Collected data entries
>> START
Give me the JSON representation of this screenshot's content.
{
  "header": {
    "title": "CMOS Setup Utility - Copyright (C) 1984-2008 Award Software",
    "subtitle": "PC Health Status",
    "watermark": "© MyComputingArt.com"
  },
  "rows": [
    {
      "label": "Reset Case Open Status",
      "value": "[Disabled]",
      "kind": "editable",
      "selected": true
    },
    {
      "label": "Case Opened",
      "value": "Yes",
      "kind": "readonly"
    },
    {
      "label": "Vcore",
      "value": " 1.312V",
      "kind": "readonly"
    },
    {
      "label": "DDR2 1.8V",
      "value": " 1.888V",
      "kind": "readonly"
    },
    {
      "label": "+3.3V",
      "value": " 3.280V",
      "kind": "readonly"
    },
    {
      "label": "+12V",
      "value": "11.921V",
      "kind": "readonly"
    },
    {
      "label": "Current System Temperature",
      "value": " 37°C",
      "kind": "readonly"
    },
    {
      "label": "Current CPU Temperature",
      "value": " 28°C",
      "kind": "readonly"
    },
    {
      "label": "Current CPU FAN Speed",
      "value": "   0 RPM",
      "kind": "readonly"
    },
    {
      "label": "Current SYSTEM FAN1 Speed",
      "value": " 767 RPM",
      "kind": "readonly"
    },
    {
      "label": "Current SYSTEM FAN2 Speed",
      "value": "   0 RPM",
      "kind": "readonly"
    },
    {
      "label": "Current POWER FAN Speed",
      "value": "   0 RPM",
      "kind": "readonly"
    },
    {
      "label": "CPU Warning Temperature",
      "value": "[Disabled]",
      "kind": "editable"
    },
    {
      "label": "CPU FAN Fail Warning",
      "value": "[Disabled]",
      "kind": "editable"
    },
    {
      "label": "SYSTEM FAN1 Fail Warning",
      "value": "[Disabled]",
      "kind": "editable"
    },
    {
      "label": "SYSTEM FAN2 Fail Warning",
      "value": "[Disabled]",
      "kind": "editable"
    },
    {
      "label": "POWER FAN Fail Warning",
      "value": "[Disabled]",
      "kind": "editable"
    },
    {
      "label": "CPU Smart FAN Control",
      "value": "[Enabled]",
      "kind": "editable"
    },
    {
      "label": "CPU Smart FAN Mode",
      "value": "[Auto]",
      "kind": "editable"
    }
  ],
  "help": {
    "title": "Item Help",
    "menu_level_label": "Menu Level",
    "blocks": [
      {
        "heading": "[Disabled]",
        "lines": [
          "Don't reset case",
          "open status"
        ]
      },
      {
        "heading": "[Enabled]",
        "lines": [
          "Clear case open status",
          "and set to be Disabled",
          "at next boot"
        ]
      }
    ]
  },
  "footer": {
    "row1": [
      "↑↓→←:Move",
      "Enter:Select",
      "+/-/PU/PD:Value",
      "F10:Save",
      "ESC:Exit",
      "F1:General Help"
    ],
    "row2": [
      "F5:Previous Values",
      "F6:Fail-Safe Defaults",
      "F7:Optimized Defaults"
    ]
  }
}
>> END
>> START
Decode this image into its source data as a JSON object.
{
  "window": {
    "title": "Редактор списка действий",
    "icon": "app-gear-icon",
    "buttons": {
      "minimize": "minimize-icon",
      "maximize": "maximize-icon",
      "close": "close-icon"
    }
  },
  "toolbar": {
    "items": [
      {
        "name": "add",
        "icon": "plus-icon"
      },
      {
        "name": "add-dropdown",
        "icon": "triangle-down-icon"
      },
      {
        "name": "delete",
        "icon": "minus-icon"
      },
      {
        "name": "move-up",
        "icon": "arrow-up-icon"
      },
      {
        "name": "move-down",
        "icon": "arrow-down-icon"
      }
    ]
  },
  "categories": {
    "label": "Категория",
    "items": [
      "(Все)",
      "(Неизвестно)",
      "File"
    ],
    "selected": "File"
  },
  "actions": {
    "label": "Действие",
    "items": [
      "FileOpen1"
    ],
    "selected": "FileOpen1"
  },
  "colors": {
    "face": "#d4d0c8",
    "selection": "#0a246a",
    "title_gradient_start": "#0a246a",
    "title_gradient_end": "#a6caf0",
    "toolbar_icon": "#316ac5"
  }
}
>> END
>> START
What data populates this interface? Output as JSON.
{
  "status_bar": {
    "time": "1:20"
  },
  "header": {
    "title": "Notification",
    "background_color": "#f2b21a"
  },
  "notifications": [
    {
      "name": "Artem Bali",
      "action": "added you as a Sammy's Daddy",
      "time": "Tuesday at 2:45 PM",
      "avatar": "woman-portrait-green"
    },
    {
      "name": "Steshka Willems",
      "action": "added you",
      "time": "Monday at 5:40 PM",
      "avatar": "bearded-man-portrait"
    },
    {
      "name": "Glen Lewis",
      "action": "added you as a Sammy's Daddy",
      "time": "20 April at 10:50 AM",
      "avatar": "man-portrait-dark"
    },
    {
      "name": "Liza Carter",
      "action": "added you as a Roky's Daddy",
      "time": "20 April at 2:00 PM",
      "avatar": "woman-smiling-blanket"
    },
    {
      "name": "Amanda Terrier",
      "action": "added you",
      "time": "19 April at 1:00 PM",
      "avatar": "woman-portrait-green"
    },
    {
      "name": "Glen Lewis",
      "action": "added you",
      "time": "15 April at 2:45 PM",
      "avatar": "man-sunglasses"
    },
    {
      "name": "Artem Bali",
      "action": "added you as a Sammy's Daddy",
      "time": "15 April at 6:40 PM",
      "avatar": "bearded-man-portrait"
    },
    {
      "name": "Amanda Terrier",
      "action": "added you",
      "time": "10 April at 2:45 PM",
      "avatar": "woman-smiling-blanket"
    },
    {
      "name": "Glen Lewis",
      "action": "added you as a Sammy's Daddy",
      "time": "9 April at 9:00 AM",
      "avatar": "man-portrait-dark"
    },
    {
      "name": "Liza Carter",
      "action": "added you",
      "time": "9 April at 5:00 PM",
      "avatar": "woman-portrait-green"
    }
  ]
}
>> END
### EXERCISE OBJECTIVE
Find how many lines in the listing hold "JSON", and reply with that number only.

### SOLUTION FOR THIS TASK
3